## Description of the task
Copy the data word for word, from its first line up to and including the line with "staticText: * [155, 542, 165, 568]".

········

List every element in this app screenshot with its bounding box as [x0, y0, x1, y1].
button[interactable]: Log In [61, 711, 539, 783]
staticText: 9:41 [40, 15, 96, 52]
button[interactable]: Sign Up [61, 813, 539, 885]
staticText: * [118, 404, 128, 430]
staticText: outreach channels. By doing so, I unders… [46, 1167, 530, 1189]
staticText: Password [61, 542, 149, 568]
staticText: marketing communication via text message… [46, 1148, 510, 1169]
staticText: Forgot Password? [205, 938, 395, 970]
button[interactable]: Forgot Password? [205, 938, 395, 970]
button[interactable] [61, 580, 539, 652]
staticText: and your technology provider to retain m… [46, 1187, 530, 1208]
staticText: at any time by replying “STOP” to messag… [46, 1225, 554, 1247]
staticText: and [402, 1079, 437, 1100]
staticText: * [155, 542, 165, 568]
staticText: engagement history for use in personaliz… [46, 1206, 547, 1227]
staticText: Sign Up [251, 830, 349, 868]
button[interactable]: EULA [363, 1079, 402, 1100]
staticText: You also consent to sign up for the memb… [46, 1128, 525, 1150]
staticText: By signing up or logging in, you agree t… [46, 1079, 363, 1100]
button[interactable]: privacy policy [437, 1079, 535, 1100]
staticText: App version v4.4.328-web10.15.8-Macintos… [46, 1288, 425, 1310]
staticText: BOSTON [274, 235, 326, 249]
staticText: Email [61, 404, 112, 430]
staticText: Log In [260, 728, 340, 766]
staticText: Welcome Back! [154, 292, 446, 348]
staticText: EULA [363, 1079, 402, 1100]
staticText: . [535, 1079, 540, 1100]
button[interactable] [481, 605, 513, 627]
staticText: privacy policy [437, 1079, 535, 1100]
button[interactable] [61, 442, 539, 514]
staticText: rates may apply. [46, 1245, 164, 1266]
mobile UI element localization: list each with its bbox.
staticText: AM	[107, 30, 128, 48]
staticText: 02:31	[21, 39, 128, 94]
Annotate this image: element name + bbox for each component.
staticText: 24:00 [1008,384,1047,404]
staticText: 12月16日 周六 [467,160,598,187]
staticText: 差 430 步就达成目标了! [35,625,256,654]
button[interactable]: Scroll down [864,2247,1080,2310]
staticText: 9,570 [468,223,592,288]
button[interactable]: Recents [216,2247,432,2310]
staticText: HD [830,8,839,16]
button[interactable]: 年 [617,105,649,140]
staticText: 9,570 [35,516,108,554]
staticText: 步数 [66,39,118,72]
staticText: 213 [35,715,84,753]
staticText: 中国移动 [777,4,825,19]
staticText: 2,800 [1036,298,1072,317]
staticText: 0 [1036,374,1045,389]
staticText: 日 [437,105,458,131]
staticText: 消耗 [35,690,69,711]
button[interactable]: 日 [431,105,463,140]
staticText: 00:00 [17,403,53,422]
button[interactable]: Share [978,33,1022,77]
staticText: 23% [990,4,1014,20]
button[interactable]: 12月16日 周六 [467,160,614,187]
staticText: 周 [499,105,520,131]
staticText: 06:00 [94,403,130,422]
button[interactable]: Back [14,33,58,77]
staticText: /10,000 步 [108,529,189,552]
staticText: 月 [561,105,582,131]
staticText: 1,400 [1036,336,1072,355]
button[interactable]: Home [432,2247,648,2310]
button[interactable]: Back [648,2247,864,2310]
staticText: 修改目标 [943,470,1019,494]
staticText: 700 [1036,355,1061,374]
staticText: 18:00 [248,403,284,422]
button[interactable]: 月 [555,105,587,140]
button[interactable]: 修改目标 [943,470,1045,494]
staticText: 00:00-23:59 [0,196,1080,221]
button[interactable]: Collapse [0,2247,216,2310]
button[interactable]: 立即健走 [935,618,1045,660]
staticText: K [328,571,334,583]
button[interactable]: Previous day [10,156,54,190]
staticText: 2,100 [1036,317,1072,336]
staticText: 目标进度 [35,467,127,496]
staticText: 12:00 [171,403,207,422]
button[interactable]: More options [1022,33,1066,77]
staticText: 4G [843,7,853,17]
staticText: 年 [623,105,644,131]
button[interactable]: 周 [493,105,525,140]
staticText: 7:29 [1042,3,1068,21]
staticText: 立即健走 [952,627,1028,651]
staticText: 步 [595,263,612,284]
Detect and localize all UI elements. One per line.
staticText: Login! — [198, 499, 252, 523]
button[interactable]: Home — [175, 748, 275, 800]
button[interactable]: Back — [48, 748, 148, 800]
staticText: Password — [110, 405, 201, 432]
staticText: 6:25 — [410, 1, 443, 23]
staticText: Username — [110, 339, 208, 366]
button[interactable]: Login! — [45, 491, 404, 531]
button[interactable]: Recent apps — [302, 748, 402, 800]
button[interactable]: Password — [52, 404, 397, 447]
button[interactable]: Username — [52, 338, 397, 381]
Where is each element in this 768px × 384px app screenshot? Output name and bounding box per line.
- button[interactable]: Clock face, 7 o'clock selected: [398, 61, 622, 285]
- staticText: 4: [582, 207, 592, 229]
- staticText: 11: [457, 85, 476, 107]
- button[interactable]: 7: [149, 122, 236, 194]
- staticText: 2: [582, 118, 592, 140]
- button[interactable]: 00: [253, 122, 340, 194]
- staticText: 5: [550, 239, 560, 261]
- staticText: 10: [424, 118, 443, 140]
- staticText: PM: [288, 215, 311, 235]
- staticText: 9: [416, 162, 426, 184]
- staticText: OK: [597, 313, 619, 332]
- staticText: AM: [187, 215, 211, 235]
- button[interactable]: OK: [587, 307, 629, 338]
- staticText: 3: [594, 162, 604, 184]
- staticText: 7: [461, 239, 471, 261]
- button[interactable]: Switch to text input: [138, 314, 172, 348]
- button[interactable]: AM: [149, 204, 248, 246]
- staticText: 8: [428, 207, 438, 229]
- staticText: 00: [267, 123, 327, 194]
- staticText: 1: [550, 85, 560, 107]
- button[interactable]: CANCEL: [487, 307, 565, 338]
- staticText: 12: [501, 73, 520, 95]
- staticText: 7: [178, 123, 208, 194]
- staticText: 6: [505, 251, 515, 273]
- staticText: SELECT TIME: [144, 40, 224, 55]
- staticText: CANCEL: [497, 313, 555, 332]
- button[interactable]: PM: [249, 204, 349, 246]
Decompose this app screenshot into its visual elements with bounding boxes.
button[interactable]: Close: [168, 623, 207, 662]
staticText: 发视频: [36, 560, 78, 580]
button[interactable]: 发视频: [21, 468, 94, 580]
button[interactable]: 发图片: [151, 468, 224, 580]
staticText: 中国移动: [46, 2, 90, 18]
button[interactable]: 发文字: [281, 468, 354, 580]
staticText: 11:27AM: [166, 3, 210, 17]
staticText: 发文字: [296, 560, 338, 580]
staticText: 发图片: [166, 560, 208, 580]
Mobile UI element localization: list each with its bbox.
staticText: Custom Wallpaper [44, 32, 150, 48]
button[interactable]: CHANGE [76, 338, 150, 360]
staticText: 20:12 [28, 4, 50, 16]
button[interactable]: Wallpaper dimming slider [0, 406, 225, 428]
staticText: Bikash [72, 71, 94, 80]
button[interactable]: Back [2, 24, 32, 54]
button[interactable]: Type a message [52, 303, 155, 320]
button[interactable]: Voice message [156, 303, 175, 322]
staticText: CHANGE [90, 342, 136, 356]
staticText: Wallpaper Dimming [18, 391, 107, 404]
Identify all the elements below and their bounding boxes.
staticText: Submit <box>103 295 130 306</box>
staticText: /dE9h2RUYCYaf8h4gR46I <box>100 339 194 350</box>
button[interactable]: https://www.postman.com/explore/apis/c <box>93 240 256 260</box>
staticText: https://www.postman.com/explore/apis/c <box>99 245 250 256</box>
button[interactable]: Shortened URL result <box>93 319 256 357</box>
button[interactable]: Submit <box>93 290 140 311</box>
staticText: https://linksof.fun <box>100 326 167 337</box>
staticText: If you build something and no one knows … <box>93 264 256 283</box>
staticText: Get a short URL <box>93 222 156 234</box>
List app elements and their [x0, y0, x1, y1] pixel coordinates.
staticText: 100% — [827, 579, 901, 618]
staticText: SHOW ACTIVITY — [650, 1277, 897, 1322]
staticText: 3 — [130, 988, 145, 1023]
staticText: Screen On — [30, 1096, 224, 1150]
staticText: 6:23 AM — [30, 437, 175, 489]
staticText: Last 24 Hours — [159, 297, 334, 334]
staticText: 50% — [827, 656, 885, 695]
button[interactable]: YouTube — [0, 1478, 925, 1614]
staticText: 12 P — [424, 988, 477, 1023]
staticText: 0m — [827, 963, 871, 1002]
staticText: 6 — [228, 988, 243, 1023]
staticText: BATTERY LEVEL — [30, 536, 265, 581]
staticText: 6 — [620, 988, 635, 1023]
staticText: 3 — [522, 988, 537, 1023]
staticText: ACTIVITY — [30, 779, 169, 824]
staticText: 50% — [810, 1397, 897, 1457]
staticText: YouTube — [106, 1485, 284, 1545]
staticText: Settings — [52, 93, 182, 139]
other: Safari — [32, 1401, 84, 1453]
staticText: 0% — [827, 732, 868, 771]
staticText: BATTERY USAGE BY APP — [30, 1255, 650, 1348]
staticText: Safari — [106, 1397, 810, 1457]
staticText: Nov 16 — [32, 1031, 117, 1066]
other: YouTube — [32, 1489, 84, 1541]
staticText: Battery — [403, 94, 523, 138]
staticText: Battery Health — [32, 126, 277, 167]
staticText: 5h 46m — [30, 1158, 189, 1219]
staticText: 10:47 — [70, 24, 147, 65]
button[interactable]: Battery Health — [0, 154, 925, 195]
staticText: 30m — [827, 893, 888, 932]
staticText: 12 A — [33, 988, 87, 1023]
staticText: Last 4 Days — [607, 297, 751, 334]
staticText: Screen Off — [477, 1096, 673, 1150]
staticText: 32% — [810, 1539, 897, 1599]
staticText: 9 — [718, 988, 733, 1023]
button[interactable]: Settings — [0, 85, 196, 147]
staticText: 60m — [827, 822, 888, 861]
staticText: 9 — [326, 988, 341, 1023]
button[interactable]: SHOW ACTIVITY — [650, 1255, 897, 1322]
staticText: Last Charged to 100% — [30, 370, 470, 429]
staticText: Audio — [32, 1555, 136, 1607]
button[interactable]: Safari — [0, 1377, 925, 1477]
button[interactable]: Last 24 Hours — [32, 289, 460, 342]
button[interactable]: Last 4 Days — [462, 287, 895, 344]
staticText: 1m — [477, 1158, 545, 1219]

········

## Solution
List every element in this app screenshot with its bounding box as [x0, y0, x1, y1].
button[interactable]: Log In [61, 711, 539, 783]
staticText: 9:41 [40, 15, 96, 52]
button[interactable]: Sign Up [61, 813, 539, 885]
staticText: * [118, 404, 128, 430]
staticText: outreach channels. By doing so, I unders… [46, 1167, 530, 1189]
staticText: Password [61, 542, 149, 568]
staticText: marketing communication via text message… [46, 1148, 510, 1169]
staticText: Forgot Password? [205, 938, 395, 970]
button[interactable]: Forgot Password? [205, 938, 395, 970]
button[interactable] [61, 580, 539, 652]
staticText: and your technology provider to retain m… [46, 1187, 530, 1208]
staticText: at any time by replying “STOP” to messag… [46, 1225, 554, 1247]
staticText: and [402, 1079, 437, 1100]
staticText: * [155, 542, 165, 568]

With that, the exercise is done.